§ **WORK REQUIRED**
Select each line where the word "they" appears.

(Figure data in JSON)
■ ■ ■

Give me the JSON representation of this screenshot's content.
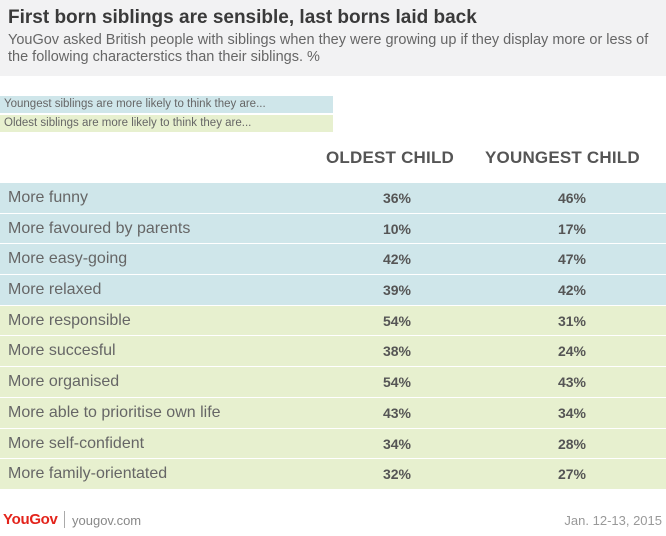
{
  "header": {
    "title": "First born siblings are sensible, last borns laid back",
    "subtitle": "YouGov asked British people with siblings when they were growing up if they display more or less of the following characterstics than their siblings. %"
  },
  "legend": {
    "youngest": "Youngest siblings are more likely to think they are...",
    "oldest": "Oldest siblings are more likely to think they are..."
  },
  "colors": {
    "youngest_row": "#cfe6ea",
    "oldest_row": "#e7f0cf",
    "brand": "#e3231b"
  },
  "chart_data": {
    "type": "table",
    "columns": [
      "OLDEST CHILD",
      "YOUNGEST CHILD"
    ],
    "rows": [
      {
        "label": "More funny",
        "oldest": "36%",
        "youngest": "46%",
        "group": "youngest"
      },
      {
        "label": "More favoured by parents",
        "oldest": "10%",
        "youngest": "17%",
        "group": "youngest"
      },
      {
        "label": "More easy-going",
        "oldest": "42%",
        "youngest": "47%",
        "group": "youngest"
      },
      {
        "label": "More relaxed",
        "oldest": "39%",
        "youngest": "42%",
        "group": "youngest"
      },
      {
        "label": "More responsible",
        "oldest": "54%",
        "youngest": "31%",
        "group": "oldest"
      },
      {
        "label": "More succesful",
        "oldest": "38%",
        "youngest": "24%",
        "group": "oldest"
      },
      {
        "label": "More organised",
        "oldest": "54%",
        "youngest": "43%",
        "group": "oldest"
      },
      {
        "label": "More able to prioritise own life",
        "oldest": "43%",
        "youngest": "34%",
        "group": "oldest"
      },
      {
        "label": "More self-confident",
        "oldest": "34%",
        "youngest": "28%",
        "group": "oldest"
      },
      {
        "label": "More family-orientated",
        "oldest": "32%",
        "youngest": "27%",
        "group": "oldest"
      }
    ]
  },
  "footer": {
    "brand": "YouGov",
    "site": "yougov.com",
    "date": "Jan. 12-13, 2015"
  }
}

■ ■ ■

§ **TASK SOLUTION**
    "subtitle": "YouGov asked British people with siblings when they were growing up if they display more or less of the following characterstics than their siblings. %"
    "youngest": "Youngest siblings are more likely to think they are...",
    "oldest": "Oldest siblings are more likely to think they are..."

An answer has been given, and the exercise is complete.